■ **EXERCISE DETAILS**: Reproduce all the entries precisely.

■ **DATA FOR THIS EXERCISE**:
━━━━━━━━━━
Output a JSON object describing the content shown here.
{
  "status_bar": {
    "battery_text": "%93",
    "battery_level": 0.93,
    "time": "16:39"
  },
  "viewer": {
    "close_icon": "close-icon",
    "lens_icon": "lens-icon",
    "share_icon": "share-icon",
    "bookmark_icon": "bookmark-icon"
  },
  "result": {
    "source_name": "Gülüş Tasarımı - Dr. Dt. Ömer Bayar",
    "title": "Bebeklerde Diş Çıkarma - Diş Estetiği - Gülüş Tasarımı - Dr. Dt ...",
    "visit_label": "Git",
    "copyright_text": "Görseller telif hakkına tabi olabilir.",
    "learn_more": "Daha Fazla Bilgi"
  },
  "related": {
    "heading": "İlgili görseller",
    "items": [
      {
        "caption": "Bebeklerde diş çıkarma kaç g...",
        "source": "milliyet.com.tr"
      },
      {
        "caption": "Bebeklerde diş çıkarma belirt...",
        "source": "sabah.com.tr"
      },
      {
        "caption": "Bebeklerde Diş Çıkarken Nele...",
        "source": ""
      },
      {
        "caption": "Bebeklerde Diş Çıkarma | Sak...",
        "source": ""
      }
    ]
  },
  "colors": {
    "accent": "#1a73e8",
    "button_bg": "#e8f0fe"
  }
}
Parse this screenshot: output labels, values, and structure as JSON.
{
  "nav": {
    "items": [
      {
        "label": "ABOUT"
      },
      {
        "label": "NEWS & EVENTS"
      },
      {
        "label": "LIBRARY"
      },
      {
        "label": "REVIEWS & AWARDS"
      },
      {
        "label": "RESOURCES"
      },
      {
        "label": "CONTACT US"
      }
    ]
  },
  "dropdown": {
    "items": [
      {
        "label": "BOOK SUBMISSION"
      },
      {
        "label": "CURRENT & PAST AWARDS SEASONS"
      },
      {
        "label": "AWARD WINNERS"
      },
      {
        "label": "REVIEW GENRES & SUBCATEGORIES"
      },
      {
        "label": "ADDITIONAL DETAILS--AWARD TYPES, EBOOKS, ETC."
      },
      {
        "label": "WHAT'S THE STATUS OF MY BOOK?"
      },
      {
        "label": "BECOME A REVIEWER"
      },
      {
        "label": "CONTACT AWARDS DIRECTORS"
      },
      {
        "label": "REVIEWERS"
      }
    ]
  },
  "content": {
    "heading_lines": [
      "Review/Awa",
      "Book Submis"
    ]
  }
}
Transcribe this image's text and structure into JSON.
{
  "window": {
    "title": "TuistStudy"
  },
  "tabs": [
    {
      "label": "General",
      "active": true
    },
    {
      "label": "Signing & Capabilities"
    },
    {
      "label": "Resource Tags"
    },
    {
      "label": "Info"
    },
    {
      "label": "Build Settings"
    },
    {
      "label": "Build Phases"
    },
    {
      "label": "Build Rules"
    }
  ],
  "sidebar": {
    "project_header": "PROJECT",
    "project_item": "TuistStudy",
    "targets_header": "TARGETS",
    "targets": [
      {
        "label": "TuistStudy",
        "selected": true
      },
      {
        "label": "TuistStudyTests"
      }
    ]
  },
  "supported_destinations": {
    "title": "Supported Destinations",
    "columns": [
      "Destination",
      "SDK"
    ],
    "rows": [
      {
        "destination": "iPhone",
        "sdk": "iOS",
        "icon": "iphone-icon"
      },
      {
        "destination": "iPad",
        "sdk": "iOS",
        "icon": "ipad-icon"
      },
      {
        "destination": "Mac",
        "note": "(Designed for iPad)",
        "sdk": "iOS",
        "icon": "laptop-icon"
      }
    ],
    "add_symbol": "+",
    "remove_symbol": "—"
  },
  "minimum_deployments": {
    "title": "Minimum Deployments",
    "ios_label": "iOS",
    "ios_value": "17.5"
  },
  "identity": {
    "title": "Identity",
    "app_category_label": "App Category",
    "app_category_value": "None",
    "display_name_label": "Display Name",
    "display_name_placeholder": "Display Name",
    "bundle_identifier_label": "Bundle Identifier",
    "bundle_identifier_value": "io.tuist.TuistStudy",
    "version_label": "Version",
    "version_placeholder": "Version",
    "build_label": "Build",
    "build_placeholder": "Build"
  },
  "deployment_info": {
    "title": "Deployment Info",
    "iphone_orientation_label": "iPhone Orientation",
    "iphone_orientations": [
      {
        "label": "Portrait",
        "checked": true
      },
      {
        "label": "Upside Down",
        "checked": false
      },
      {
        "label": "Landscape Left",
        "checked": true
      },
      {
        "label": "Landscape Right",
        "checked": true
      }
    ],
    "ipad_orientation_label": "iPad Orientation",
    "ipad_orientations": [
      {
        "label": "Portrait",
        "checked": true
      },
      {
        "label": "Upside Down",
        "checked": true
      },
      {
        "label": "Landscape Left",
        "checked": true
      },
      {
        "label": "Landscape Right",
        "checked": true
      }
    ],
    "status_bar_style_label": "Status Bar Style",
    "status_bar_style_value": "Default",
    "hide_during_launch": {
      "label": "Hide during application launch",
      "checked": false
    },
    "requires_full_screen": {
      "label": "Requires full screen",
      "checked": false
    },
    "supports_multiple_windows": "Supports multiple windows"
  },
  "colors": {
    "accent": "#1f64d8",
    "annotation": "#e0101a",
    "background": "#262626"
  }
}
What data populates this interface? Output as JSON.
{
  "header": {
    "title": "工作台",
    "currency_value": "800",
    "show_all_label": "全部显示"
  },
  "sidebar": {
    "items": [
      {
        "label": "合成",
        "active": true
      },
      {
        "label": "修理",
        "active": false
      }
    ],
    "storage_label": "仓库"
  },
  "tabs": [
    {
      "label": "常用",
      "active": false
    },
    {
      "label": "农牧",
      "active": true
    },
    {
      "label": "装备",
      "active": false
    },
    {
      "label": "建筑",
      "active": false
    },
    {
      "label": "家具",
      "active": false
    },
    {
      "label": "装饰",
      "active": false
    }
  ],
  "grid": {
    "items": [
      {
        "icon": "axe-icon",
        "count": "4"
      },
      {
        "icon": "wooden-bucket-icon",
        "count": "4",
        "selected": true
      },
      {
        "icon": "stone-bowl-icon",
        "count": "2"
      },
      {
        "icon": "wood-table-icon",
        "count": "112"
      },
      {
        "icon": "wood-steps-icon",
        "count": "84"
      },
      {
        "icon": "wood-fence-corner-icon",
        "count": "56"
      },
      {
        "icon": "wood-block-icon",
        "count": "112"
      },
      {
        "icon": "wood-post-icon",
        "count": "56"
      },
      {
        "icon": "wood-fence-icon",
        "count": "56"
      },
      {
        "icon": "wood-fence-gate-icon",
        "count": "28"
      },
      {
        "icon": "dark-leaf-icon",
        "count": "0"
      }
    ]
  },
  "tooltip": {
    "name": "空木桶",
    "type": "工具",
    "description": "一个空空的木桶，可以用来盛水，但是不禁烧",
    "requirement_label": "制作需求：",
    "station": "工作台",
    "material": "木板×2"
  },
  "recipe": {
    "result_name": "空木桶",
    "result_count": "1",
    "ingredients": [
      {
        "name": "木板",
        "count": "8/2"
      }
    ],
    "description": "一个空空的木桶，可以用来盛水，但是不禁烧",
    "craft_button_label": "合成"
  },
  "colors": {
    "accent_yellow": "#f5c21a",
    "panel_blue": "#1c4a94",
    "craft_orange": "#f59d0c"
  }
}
━━━━━━━━━━
■ **TASK OUTPUT**:
Output a JSON object describing the content shown here.
{
  "status_bar": {
    "battery_text": "%93",
    "battery_level": 0.93,
    "time": "16:39"
  },
  "viewer": {
    "close_icon": "close-icon",
    "lens_icon": "lens-icon",
    "share_icon": "share-icon",
    "bookmark_icon": "bookmark-icon"
  },
  "result": {
    "source_name": "Gülüş Tasarımı - Dr. Dt. Ömer Bayar",
    "title": "Bebeklerde Diş Çıkarma - Diş Estetiği - Gülüş Tasarımı - Dr. Dt ...",
    "visit_label": "Git",
    "copyright_text": "Görseller telif hakkına tabi olabilir.",
    "learn_more": "Daha Fazla Bilgi"
  },
  "related": {
    "heading": "İlgili görseller",
    "items": [
      {
        "caption": "Bebeklerde diş çıkarma kaç g...",
        "source": "milliyet.com.tr"
      },
      {
        "caption": "Bebeklerde diş çıkarma belirt...",
        "source": "sabah.com.tr"
      },
      {
        "caption": "Bebeklerde Diş Çıkarken Nele...",
        "source": ""
      },
      {
        "caption": "Bebeklerde Diş Çıkarma | Sak...",
        "source": ""
      }
    ]
  },
  "colors": {
    "accent": "#1a73e8",
    "button_bg": "#e8f0fe"
  }
}
Parse this screenshot: output labels, values, and structure as JSON.
{
  "nav": {
    "items": [
      {
        "label": "ABOUT"
      },
      {
        "label": "NEWS & EVENTS"
      },
      {
        "label": "LIBRARY"
      },
      {
        "label": "REVIEWS & AWARDS"
      },
      {
        "label": "RESOURCES"
      },
      {
        "label": "CONTACT US"
      }
    ]
  },
  "dropdown": {
    "items": [
      {
        "label": "BOOK SUBMISSION"
      },
      {
        "label": "CURRENT & PAST AWARDS SEASONS"
      },
      {
        "label": "AWARD WINNERS"
      },
      {
        "label": "REVIEW GENRES & SUBCATEGORIES"
      },
      {
        "label": "ADDITIONAL DETAILS--AWARD TYPES, EBOOKS, ETC."
      },
      {
        "label": "WHAT'S THE STATUS OF MY BOOK?"
      },
      {
        "label": "BECOME A REVIEWER"
      },
      {
        "label": "CONTACT AWARDS DIRECTORS"
      },
      {
        "label": "REVIEWERS"
      }
    ]
  },
  "content": {
    "heading_lines": [
      "Review/Awa",
      "Book Submis"
    ]
  }
}
Transcribe this image's text and structure into JSON.
{
  "window": {
    "title": "TuistStudy"
  },
  "tabs": [
    {
      "label": "General",
      "active": true
    },
    {
      "label": "Signing & Capabilities"
    },
    {
      "label": "Resource Tags"
    },
    {
      "label": "Info"
    },
    {
      "label": "Build Settings"
    },
    {
      "label": "Build Phases"
    },
    {
      "label": "Build Rules"
    }
  ],
  "sidebar": {
    "project_header": "PROJECT",
    "project_item": "TuistStudy",
    "targets_header": "TARGETS",
    "targets": [
      {
        "label": "TuistStudy",
        "selected": true
      },
      {
        "label": "TuistStudyTests"
      }
    ]
  },
  "supported_destinations": {
    "title": "Supported Destinations",
    "columns": [
      "Destination",
      "SDK"
    ],
    "rows": [
      {
        "destination": "iPhone",
        "sdk": "iOS",
        "icon": "iphone-icon"
      },
      {
        "destination": "iPad",
        "sdk": "iOS",
        "icon": "ipad-icon"
      },
      {
        "destination": "Mac",
        "note": "(Designed for iPad)",
        "sdk": "iOS",
        "icon": "laptop-icon"
      }
    ],
    "add_symbol": "+",
    "remove_symbol": "—"
  },
  "minimum_deployments": {
    "title": "Minimum Deployments",
    "ios_label": "iOS",
    "ios_value": "17.5"
  },
  "identity": {
    "title": "Identity",
    "app_category_label": "App Category",
    "app_category_value": "None",
    "display_name_label": "Display Name",
    "display_name_placeholder": "Display Name",
    "bundle_identifier_label": "Bundle Identifier",
    "bundle_identifier_value": "io.tuist.TuistStudy",
    "version_label": "Version",
    "version_placeholder": "Version",
    "build_label": "Build",
    "build_placeholder": "Build"
  },
  "deployment_info": {
    "title": "Deployment Info",
    "iphone_orientation_label": "iPhone Orientation",
    "iphone_orientations": [
      {
        "label": "Portrait",
        "checked": true
      },
      {
        "label": "Upside Down",
        "checked": false
      },
      {
        "label": "Landscape Left",
        "checked": true
      },
      {
        "label": "Landscape Right",
        "checked": true
      }
    ],
    "ipad_orientation_label": "iPad Orientation",
    "ipad_orientations": [
      {
        "label": "Portrait",
        "checked": true
      },
      {
        "label": "Upside Down",
        "checked": true
      },
      {
        "label": "Landscape Left",
        "checked": true
      },
      {
        "label": "Landscape Right",
        "checked": true
      }
    ],
    "status_bar_style_label": "Status Bar Style",
    "status_bar_style_value": "Default",
    "hide_during_launch": {
      "label": "Hide during application launch",
      "checked": false
    },
    "requires_full_screen": {
      "label": "Requires full screen",
      "checked": false
    },
    "supports_multiple_windows": "Supports multiple windows"
  },
  "colors": {
    "accent": "#1f64d8",
    "annotation": "#e0101a",
    "background": "#262626"
  }
}
What data populates this interface? Output as JSON.
{
  "header": {
    "title": "工作台",
    "currency_value": "800",
    "show_all_label": "全部显示"
  },
  "sidebar": {
    "items": [
      {
        "label": "合成",
        "active": true
      },
      {
        "label": "修理",
        "active": false
      }
    ],
    "storage_label": "仓库"
  },
  "tabs": [
    {
      "label": "常用",
      "active": false
    },
    {
      "label": "农牧",
      "active": true
    },
    {
      "label": "装备",
      "active": false
    },
    {
      "label": "建筑",
      "active": false
    },
    {
      "label": "家具",
      "active": false
    },
    {
      "label": "装饰",
      "active": false
    }
  ],
  "grid": {
    "items": [
      {
        "icon": "axe-icon",
        "count": "4"
      },
      {
        "icon": "wooden-bucket-icon",
        "count": "4",
        "selected": true
      },
      {
        "icon": "stone-bowl-icon",
        "count": "2"
      },
      {
        "icon": "wood-table-icon",
        "count": "112"
      },
      {
        "icon": "wood-steps-icon",
        "count": "84"
      },
      {
        "icon": "wood-fence-corner-icon",
        "count": "56"
      },
      {
        "icon": "wood-block-icon",
        "count": "112"
      },
      {
        "icon": "wood-post-icon",
        "count": "56"
      },
      {
        "icon": "wood-fence-icon",
        "count": "56"
      },
      {
        "icon": "wood-fence-gate-icon",
        "count": "28"
      },
      {
        "icon": "dark-leaf-icon",
        "count": "0"
      }
    ]
  },
  "tooltip": {
    "name": "空木桶",
    "type": "工具",
    "description": "一个空空的木桶，可以用来盛水，但是不禁烧",
    "requirement_label": "制作需求：",
    "station": "工作台",
    "material": "木板×2"
  },
  "recipe": {
    "result_name": "空木桶",
    "result_count": "1",
    "ingredients": [
      {
        "name": "木板",
        "count": "8/2"
      }
    ],
    "description": "一个空空的木桶，可以用来盛水，但是不禁烧",
    "craft_button_label": "合成"
  },
  "colors": {
    "accent_yellow": "#f5c21a",
    "panel_blue": "#1c4a94",
    "craft_orange": "#f59d0c"
  }
}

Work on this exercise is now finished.